DIRECTIONS:
Check each line of the listing below for the string "a光在半球水雾中的传播时间为", and give only how many lines hold it.

THE RECORDS:
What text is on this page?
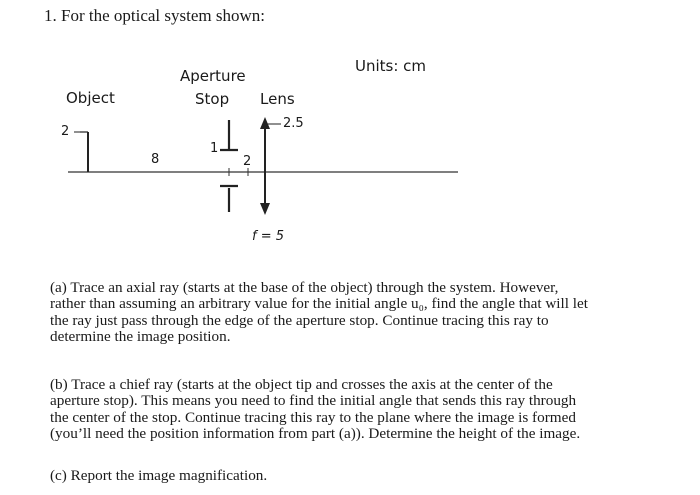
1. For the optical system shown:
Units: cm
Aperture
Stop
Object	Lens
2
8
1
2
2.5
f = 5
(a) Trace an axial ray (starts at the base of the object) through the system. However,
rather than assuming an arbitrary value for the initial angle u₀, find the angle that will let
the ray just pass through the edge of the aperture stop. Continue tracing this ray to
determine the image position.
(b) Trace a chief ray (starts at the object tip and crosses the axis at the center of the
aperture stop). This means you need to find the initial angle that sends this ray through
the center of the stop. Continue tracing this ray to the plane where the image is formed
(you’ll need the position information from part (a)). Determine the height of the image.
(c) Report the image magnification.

* * *

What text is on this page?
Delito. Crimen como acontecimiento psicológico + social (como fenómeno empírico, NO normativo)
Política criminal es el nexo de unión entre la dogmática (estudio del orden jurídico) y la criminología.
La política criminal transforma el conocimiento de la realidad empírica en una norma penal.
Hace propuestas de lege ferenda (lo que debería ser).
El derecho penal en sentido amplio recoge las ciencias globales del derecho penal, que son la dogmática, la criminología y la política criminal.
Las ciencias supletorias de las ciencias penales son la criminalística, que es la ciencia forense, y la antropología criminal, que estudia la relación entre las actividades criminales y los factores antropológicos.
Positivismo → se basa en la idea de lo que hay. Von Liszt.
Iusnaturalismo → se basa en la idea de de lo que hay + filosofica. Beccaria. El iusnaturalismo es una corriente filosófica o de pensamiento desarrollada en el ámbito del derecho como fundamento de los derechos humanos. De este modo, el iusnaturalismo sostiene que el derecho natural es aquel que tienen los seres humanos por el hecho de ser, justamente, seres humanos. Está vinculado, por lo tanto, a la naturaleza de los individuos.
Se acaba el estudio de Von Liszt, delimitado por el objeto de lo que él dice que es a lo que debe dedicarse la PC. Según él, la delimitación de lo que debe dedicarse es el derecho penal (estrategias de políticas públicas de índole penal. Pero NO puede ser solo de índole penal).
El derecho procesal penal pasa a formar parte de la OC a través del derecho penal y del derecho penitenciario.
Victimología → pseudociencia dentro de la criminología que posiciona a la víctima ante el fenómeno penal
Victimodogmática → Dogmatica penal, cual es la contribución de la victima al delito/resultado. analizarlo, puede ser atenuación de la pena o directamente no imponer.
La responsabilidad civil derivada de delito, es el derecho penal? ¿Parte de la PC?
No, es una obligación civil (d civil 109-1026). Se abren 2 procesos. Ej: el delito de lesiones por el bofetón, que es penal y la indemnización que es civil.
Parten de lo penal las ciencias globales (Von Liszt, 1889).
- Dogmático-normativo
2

--

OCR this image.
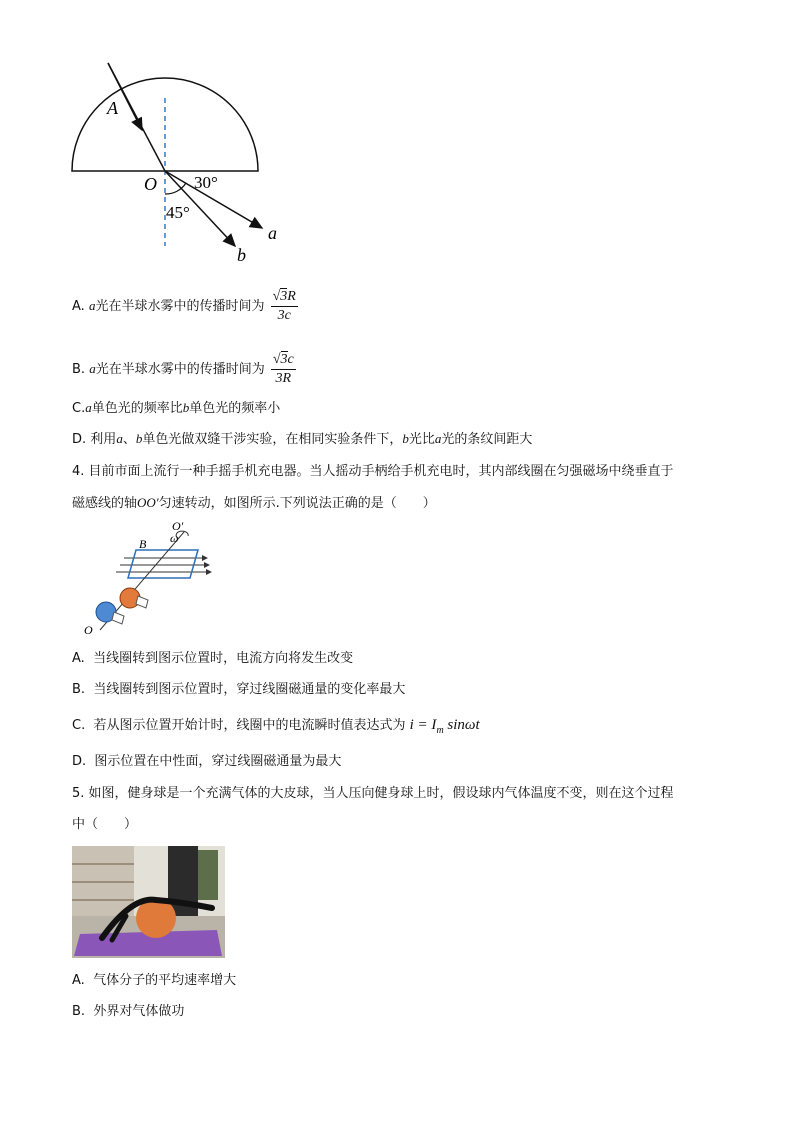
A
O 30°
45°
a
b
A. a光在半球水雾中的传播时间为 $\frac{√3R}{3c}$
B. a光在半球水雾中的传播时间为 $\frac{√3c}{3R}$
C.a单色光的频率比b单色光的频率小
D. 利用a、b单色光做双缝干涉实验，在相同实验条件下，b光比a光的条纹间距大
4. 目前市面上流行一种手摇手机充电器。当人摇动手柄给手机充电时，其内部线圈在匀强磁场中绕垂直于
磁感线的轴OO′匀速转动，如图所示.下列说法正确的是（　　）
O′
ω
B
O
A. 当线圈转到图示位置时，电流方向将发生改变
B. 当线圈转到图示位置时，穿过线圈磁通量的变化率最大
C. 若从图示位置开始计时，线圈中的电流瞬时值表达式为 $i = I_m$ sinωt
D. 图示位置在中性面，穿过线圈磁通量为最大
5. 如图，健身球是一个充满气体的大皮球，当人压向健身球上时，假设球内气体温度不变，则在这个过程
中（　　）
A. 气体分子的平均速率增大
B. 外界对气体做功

OUTPUT FOR THIS EXERCISE:
2